**Task to carry out:** Reproduce word for word the passage of the essay on Wordsworth and Hardy between "Bibliography" and "is composed of.", inclusive.

**Page text:**
--------

Man and Nature - Constellations in Wordsworth and Hardy


Trabajo, 2001

17 Páginas, Calificación: A+


Extracto


Content

I. Introduction

II. Argument:

Bibliography

Sources

Criticism

I. Introduction

“What a piece of work is a man, how noble in reason, how infinite in faculties, in form and in moving how express and admiable; in action how like an angel, in apprehension how like a god: the beauty of the world, the paragon of animals – and yet, to me, what is this quintessence of dust?”[1]

Throughout his work, Hardy seems to ask himself this question. Especially many of his late poems are dedicated to the question what the quintessence of dust, man, is in relation to nature, and to the elements he is composed of.

Pressing “against the limits of nineteenth century realist convention,”[2] Hardy’s concept of an essential identity of humanity and the rest of nature[3] enters into a new viewpoint that is incommensurate both to the realist approach to man and nature Hardy took in his novels, and to the Romantic approach that took the form of a “sentimental nature pantheism [which] was often made a surrogate for lost faith.”[4] The purpose of this paper will be an analysis of essential features in two poems by Thomas Hardy, “Voices of Things Growing in a Churchyard” and “Nature’s Questioning” that express Hardy’s concept of nature and its relationship to man, and a short comparison of these features with the concept of nature and human life expressed in Romantic poetry, most notably in Wordsworth’s poetry. The poems chosen here are the five “Lucy” poems[5] written in Germany in 1799, which are fitting because they contain a combination of topics we can also encounter in Hardy’s poems: nature and man, and the unavoidable link of them by death, which indicates an overall equality of “this quintessence of dust” and the nature it derives its existence from.

Though pointing to similarities, the chief concern of this analysis it will be to demonstrate the significant differences between the Romantic view of an animated and therefore essentially “active”, thinking nature that has taken over roles until then reserved exclusively for what earlier poets called divine intervention, or also “fate”, and Hardy’s rather deistic concept of nature as a mechanism that works perfectly and automatically, and greedily incorporates every aspect of life, be it conscious or not, in its overall purpose of ever evolving change.

II. Argument:

As Jacques Choron formulates in his book Death and Western Thought, Romantic poets of the early nineteenth century give a totally new answer to the question of nature. Closely connected to the inquiry nature is the question of life and death. Life for the Romantics “was not necessarily bad, nor a ‘wrong,’ it was merely too narrow and empty compared with their vision of a higher or truer existence.” Schelling was one of the first who perceived this higher or truer existence as the “absorption into the Whole,[6] and identifying the greater whole as ensouled, living, and ruled by orderly interplay of its smaller parts, he concludes that it must be Nature itself.

--------

**Input data:**
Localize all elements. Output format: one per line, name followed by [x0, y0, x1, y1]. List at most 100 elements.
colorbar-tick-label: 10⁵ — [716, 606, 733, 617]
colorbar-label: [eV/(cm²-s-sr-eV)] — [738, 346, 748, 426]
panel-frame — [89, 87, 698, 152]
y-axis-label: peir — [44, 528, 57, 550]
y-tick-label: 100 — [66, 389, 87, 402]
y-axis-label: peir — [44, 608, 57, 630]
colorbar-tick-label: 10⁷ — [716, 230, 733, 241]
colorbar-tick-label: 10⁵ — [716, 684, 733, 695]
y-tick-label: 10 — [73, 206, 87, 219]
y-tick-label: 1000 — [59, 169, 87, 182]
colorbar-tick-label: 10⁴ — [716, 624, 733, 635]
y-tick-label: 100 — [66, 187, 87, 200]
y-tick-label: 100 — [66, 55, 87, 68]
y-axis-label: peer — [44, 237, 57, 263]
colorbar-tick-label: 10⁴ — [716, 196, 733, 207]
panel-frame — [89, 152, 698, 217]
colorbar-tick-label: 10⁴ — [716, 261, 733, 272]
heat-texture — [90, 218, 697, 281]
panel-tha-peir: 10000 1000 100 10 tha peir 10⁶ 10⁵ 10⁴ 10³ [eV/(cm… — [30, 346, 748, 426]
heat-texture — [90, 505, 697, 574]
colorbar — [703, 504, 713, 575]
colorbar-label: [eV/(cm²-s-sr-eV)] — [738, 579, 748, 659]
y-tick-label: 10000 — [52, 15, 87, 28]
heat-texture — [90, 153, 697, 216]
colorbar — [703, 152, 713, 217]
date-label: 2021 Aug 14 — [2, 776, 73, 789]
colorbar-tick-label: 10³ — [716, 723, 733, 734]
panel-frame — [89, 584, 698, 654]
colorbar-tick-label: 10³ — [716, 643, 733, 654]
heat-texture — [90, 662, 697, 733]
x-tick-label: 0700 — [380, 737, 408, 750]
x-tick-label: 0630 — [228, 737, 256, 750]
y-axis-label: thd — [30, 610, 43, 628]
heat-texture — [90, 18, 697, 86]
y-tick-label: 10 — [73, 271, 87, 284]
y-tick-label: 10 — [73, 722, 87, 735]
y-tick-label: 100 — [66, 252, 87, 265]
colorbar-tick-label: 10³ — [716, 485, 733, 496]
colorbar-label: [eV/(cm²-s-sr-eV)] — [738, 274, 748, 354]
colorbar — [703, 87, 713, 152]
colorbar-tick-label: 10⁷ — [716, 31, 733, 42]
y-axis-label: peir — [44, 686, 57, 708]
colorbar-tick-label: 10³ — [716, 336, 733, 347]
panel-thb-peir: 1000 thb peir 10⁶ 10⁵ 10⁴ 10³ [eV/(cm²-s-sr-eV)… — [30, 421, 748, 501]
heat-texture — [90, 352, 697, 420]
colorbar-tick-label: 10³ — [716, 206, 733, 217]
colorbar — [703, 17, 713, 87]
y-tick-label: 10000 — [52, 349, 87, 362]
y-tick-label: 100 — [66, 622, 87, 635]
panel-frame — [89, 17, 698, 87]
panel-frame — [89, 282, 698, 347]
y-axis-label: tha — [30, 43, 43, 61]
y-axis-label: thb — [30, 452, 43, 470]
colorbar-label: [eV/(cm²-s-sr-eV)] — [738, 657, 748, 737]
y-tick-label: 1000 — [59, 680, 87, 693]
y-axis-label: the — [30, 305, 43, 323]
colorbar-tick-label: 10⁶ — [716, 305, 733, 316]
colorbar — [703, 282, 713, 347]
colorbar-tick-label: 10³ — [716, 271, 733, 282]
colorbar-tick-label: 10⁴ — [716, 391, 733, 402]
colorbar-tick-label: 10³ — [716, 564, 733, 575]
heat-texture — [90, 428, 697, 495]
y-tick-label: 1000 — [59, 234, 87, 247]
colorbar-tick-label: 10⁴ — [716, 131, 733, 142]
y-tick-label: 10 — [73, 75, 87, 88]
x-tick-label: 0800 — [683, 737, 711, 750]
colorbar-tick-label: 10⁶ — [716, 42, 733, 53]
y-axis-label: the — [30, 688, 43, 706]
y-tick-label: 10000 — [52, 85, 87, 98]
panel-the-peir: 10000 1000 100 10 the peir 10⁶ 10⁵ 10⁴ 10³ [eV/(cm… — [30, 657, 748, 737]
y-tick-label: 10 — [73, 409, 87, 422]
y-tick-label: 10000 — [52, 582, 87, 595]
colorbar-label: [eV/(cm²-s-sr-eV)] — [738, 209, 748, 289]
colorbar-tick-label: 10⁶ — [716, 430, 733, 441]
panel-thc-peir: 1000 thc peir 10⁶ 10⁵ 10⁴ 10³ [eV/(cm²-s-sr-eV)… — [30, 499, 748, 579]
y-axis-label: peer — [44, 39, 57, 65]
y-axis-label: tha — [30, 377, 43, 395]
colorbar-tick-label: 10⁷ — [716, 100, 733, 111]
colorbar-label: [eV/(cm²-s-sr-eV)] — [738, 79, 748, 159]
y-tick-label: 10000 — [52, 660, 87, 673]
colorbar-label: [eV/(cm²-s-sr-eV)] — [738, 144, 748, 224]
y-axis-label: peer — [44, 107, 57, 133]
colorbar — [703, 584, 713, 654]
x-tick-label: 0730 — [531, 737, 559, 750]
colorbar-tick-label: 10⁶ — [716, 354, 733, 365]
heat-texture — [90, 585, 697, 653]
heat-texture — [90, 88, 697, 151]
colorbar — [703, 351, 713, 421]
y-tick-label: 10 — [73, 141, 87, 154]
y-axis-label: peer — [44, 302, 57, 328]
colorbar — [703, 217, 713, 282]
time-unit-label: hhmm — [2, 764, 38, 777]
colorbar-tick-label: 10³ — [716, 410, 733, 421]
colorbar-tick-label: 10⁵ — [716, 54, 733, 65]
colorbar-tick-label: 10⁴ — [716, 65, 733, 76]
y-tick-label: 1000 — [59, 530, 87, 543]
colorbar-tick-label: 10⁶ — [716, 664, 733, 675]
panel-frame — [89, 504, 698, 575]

--------

**Exercise result:**
Bibliography

Sources

Criticism

I. Introduction

“What a piece of work is a man, how noble in reason, how infinite in faculties, in form and in moving how express and admiable; in action how like an angel, in apprehension how like a god: the beauty of the world, the paragon of animals – and yet, to me, what is this quintessence of dust?”[1]

Throughout his work, Hardy seems to ask himself this question. Especially many of his late poems are dedicated to the question what the quintessence of dust, man, is in relation to nature, and to the elements he is composed of.